_RAW RECORDS_
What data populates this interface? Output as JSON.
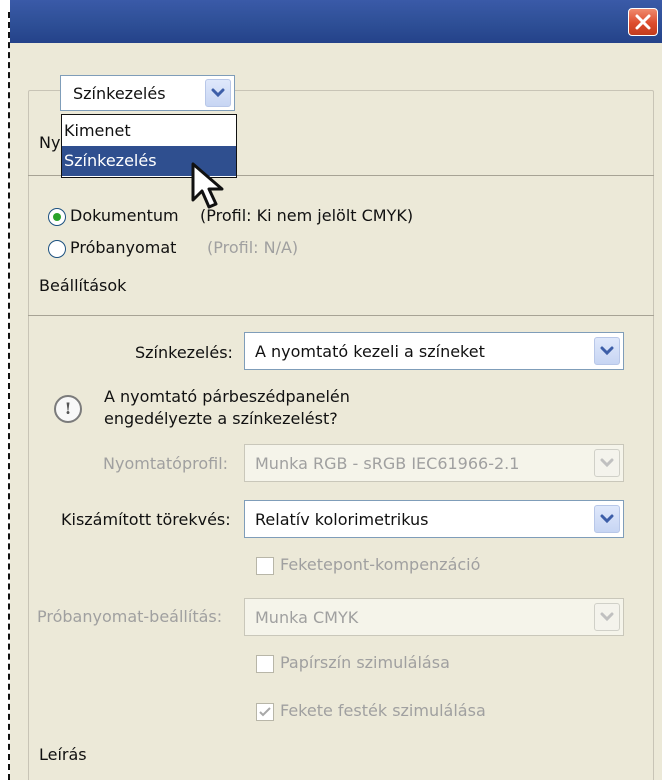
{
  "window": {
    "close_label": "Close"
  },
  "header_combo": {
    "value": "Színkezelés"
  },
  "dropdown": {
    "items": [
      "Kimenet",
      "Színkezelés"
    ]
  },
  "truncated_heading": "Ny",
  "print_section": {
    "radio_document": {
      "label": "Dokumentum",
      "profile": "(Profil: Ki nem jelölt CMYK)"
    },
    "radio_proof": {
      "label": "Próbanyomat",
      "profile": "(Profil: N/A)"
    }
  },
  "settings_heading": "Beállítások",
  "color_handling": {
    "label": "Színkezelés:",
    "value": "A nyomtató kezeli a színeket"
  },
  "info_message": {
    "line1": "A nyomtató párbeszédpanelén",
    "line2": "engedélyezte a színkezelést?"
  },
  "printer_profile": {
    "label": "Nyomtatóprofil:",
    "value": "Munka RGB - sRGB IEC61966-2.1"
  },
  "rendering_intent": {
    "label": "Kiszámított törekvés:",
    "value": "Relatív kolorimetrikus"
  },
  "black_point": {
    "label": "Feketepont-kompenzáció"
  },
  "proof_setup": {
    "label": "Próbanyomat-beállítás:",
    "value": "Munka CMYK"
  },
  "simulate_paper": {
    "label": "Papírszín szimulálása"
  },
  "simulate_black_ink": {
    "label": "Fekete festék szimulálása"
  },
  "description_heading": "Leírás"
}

_SET TASK_
In your copy of the listing above, reproduce each line exactly and omit all pictures.

_TASK RESPONSE_
What data populates this interface? Output as JSON.
{
  "window": {
    "close_label": "Close"
  },
  "header_combo": {
    "value": "Színkezelés"
  },
  "dropdown": {
    "items": [
      "Kimenet",
      "Színkezelés"
    ]
  },
  "truncated_heading": "Ny",
  "print_section": {
    "radio_document": {
      "label": "Dokumentum",
      "profile": "(Profil: Ki nem jelölt CMYK)"
    },
    "radio_proof": {
      "label": "Próbanyomat",
      "profile": "(Profil: N/A)"
    }
  },
  "settings_heading": "Beállítások",
  "color_handling": {
    "label": "Színkezelés:",
    "value": "A nyomtató kezeli a színeket"
  },
  "info_message": {
    "line1": "A nyomtató párbeszédpanelén",
    "line2": "engedélyezte a színkezelést?"
  },
  "printer_profile": {
    "label": "Nyomtatóprofil:",
    "value": "Munka RGB - sRGB IEC61966-2.1"
  },
  "rendering_intent": {
    "label": "Kiszámított törekvés:",
    "value": "Relatív kolorimetrikus"
  },
  "black_point": {
    "label": "Feketepont-kompenzáció"
  },
  "proof_setup": {
    "label": "Próbanyomat-beállítás:",
    "value": "Munka CMYK"
  },
  "simulate_paper": {
    "label": "Papírszín szimulálása"
  },
  "simulate_black_ink": {
    "label": "Fekete festék szimulálása"
  },
  "description_heading": "Leírás"
}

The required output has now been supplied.